Copy every line of the items below verbatim, leaving out the pictures.

Data records
★ ★ ★ ★

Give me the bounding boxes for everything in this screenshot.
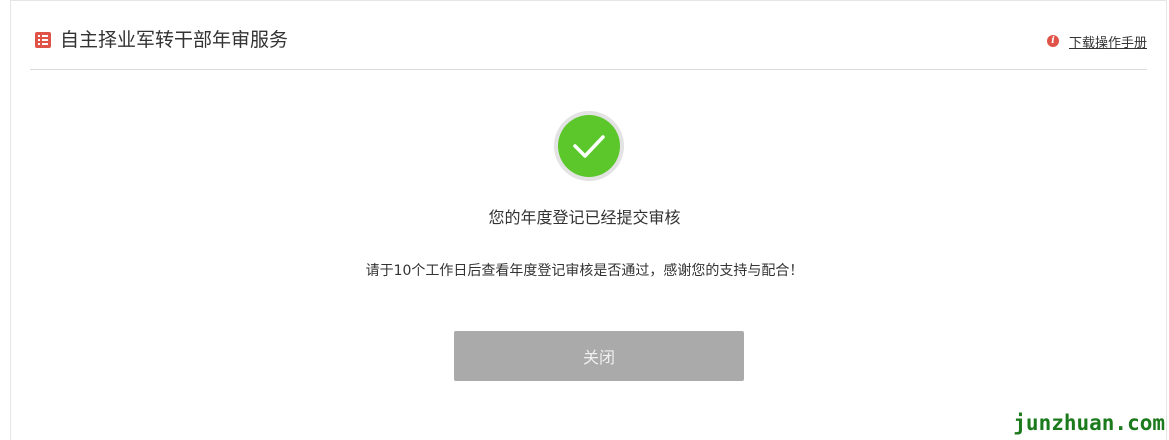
download-manual-link[interactable]: 下载操作手册	[1069, 32, 1147, 51]
download-manual[interactable]: i 下载操作手册	[1046, 32, 1147, 51]
list-icon	[35, 32, 51, 48]
success-indicator	[554, 111, 624, 181]
result-message: 请于10个工作日后查看年度登记审核是否通过，感谢您的支持与配合！	[365, 263, 804, 279]
check-icon	[573, 135, 605, 158]
page-header: 自主择业军转干部年审服务 i 下载操作手册	[30, 0, 1147, 70]
close-button[interactable]: 关闭	[454, 331, 744, 381]
success-circle	[558, 115, 620, 177]
info-icon: i	[1046, 35, 1059, 47]
watermark: junzhuan.com	[1013, 411, 1165, 435]
result-title: 您的年度登记已经提交审核	[488, 208, 681, 227]
page-title: 自主择业军转干部年审服务	[60, 29, 289, 51]
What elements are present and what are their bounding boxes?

★ ★ ★ ★

◆ **COMPLETE ANSWER**
Give me the bounding boxes for everything in this screenshot.
download-manual-link[interactable]: 下载操作手册	[1069, 32, 1147, 51]
download-manual[interactable]: i 下载操作手册	[1046, 32, 1147, 51]
list-icon	[35, 32, 51, 48]
success-indicator	[554, 111, 624, 181]
result-message: 请于10个工作日后查看年度登记审核是否通过，感谢您的支持与配合！	[365, 263, 804, 279]
check-icon	[573, 135, 605, 158]
page-header: 自主择业军转干部年审服务 i 下载操作手册	[30, 0, 1147, 70]
close-button[interactable]: 关闭	[454, 331, 744, 381]
success-circle	[558, 115, 620, 177]
info-icon: i	[1046, 35, 1059, 47]
watermark: junzhuan.com	[1013, 411, 1165, 435]
result-title: 您的年度登记已经提交审核	[488, 208, 681, 227]
page-title: 自主择业军转干部年审服务	[60, 29, 289, 51]
What elements are present and what are their bounding boxes?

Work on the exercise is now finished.